To the Realists.– Ye sober beings, who feel yourselves armed against passion and fantasy, and would gladly make a pride and an ornament out of your emptiness, ye call yourselves realists, and give to understand that the world is actually constituted as it appears to you; before you alone reality stands unveiled, and ye yourselves would perhaps be the best part of it, – oh, ye dear images of Sais! But are not ye also in your unveiled condition still extremely passionate and dusky beings compared with the fish, and still all too like an enamoured artist?8– and what is "reality" to an enamoured artist! Ye still carry about with you the valuations of things which had their origin in the passions and infatuations of earlier centuries! There is still a secret and ineffaceable drunkenness embodied in your sobriety! Your love of "reality," for example – oh, that is an old, primitive "love"! In every feeling, in every sense-impression, there is a portion of this old love: and similarly also some kind of fantasy, prejudice, irrationality, ignorance, fear, and whatever else has become mingled and woven into it. There is that mountain! There is that cloud! What is "real" in them? Remove the phantasm and the whole human element therefrom, ye sober ones! Yes, if ye could do that! If ye could forget your origin, your past, your preparatory schooling, – your whole history as man and beast! There is no "reality" for us – nor for you either, ye sober ones, – we are far from being so alien to one another as ye suppose; and perhaps our good-will to get beyond drunkenness is just as respectable as your belief that ye are altogether incapable of drunkenness.

58

Only as Creators!– It has caused me the greatest trouble, and for ever causes me the greatest trouble, to perceive that unspeakably more depends upon what things are called, than on what they are. The reputation, the name and appearance, the importance, the usual measure and weight of things – each being in origin most frequently an error and arbitrariness thrown over the things like a garment, and quite alien to their essence and even to their exterior – have gradually, by the belief therein and its continuous growth from generation to generation, grown as it were on-and-into things and become their very body; the appearance at the very beginning becomes almost always the essence in the end, and operates

8

Schiller's poem, "The Veiled Image of Sais," is again referred to here. – TR.

● TASK LIST:
a. According to the philosophical passage, besides the old love of "reality," what kinds of things are mingled into every feeling and sense-impression? List each one the passage names.
b. Write out the philosophical passage from the words "Only as Creators!– It" up to and including the words "to here. – TR.".

● DATA RECORDS:
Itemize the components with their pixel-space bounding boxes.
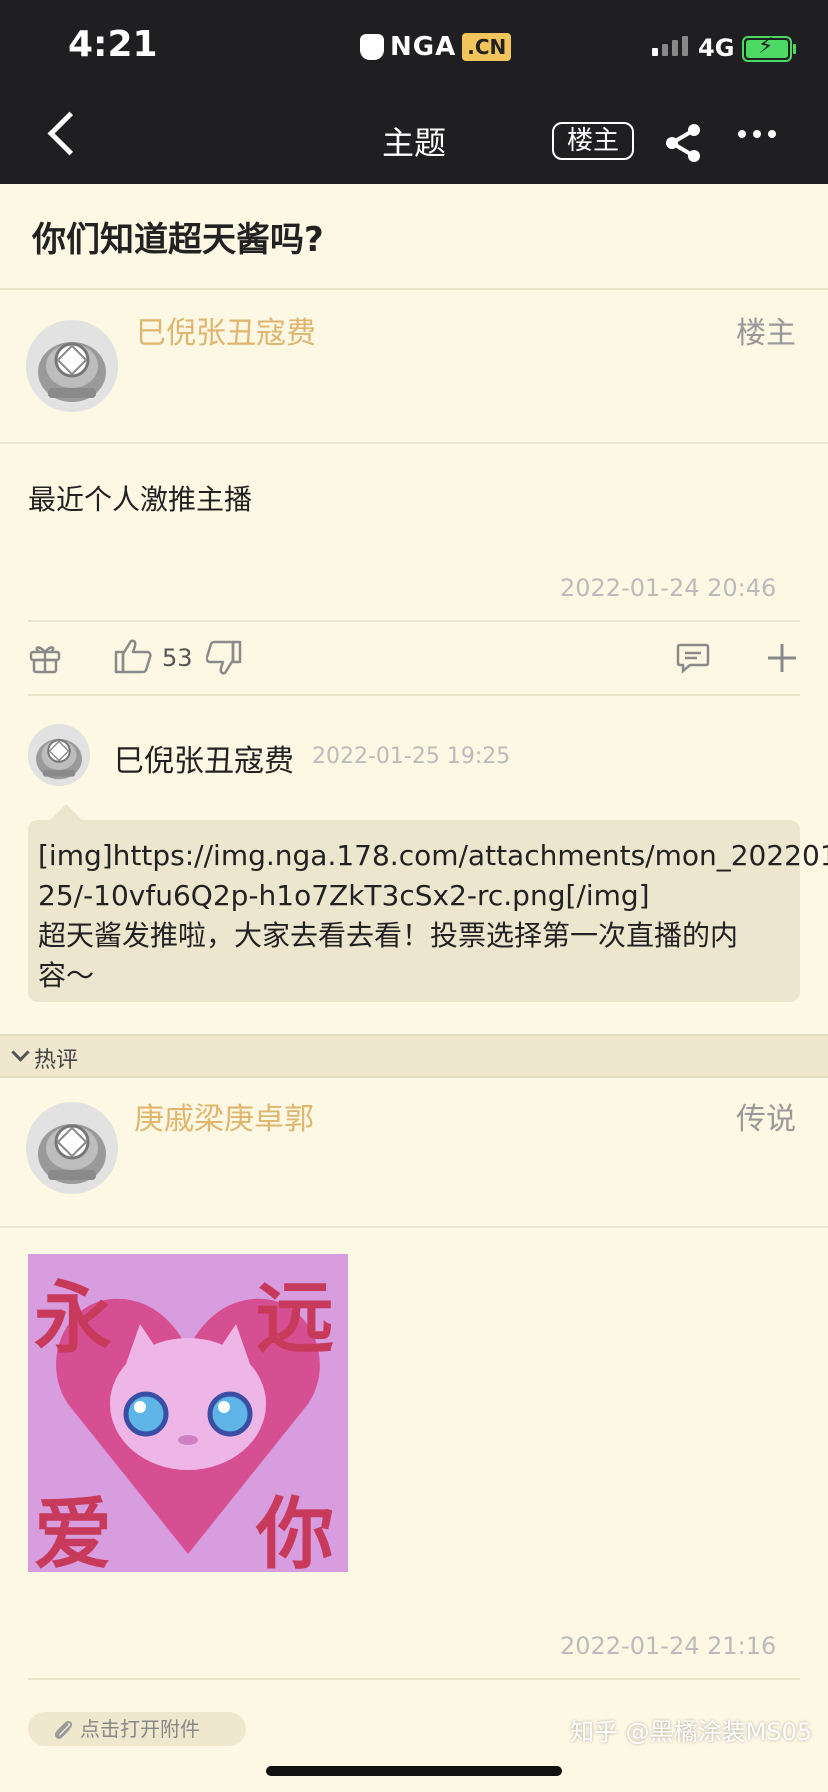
comment-icon[interactable] [676, 642, 710, 678]
home-indicator[interactable] [266, 1766, 562, 1776]
topic-title: 你们知道超天酱吗? [32, 220, 324, 260]
reply-line: 超天酱发推啦，大家去看去看！投票选择第一次直播的内 [38, 919, 739, 952]
sticker-image[interactable]: 永 远 爱 你 [28, 1254, 348, 1572]
watermark-text: 知乎 @黑橘涂装MS05 [570, 1718, 813, 1746]
post-role: 楼主 [736, 316, 796, 351]
reply-line: [img]https://img.nga.178.com/attachments… [38, 839, 828, 872]
hot-comments-bar[interactable] [0, 1034, 828, 1078]
share-icon[interactable] [662, 122, 704, 164]
divider [0, 442, 828, 444]
gift-icon[interactable] [28, 640, 62, 678]
reply-line: 容～ [38, 959, 95, 992]
divider [0, 1226, 828, 1228]
reply-username[interactable]: 巳倪张丑寇费 [114, 736, 294, 780]
post-body: 最近个人激推主播 [28, 483, 253, 516]
paw-icon [360, 34, 384, 60]
quote-pointer [50, 804, 82, 820]
hot-comments-label: 热评 [34, 1048, 79, 1073]
battery-icon: ⚡ [742, 34, 796, 62]
hot-role: 传说 [736, 1102, 796, 1137]
reply-content: [img]https://img.nga.178.com/attachments… [28, 820, 828, 1002]
only-owner-button[interactable]: 楼主 [552, 122, 634, 160]
hot-avatar[interactable] [26, 1102, 118, 1194]
divider [0, 288, 828, 290]
more-icon[interactable] [738, 130, 776, 138]
reply-line: 25/-10vfu6Q2p-h1o7ZkT3cSx2-rc.png[/img] [38, 879, 650, 912]
reply-timestamp: 2022-01-25 19:25 [312, 744, 511, 769]
hot-username[interactable]: 庚戚梁庚卓郭 [134, 1094, 314, 1138]
like-icon[interactable] [114, 638, 152, 678]
network-type: 4G [698, 34, 735, 62]
reply-avatar[interactable] [28, 724, 90, 786]
sticker-char: 远 [256, 1274, 335, 1364]
sticker-char: 爱 [34, 1490, 113, 1572]
divider [28, 1678, 800, 1680]
signal-icon [652, 36, 688, 56]
dislike-icon[interactable] [205, 640, 242, 680]
avatar[interactable] [26, 320, 118, 412]
add-icon[interactable] [766, 642, 798, 678]
sticker-char: 永 [34, 1274, 113, 1364]
app-brand-logo: NGA .CN [360, 32, 512, 62]
brand-main: NGA [390, 32, 457, 62]
status-time: 4:21 [68, 24, 158, 65]
divider [28, 694, 800, 696]
sticker-char: 你 [256, 1490, 335, 1572]
paperclip-icon [52, 1718, 74, 1746]
brand-suffix: .CN [462, 33, 512, 61]
post-username[interactable]: 巳倪张丑寇费 [136, 308, 316, 352]
like-count: 53 [162, 644, 193, 672]
hot-timestamp: 2022-01-24 21:16 [560, 1632, 777, 1660]
post-timestamp: 2022-01-24 20:46 [560, 574, 777, 602]
divider [28, 620, 800, 622]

● WORKED SOLUTIONS:
a.
- fantasy
- prejudice
- irrationality
- ignorance
- fear

b.
Only as Creators!– It has caused me the greatest trouble, and for ever causes me the greatest trouble, to perceive that unspeakably more depends upon what things are called, than on what they are. The reputation, the name and appearance, the importance, the usual measure and weight of things – each being in origin most frequently an error and arbitrariness thrown over the things like a garment, and quite alien to their essence and even to their exterior – have gradually, by the belief therein and its continuous growth from generation to generation, grown as it were on-and-into things and become their very body; the appearance at the very beginning becomes almost always the essence in the end, and operates

8

Schiller's poem, "The Veiled Image of Sais," is again referred to here. – TR.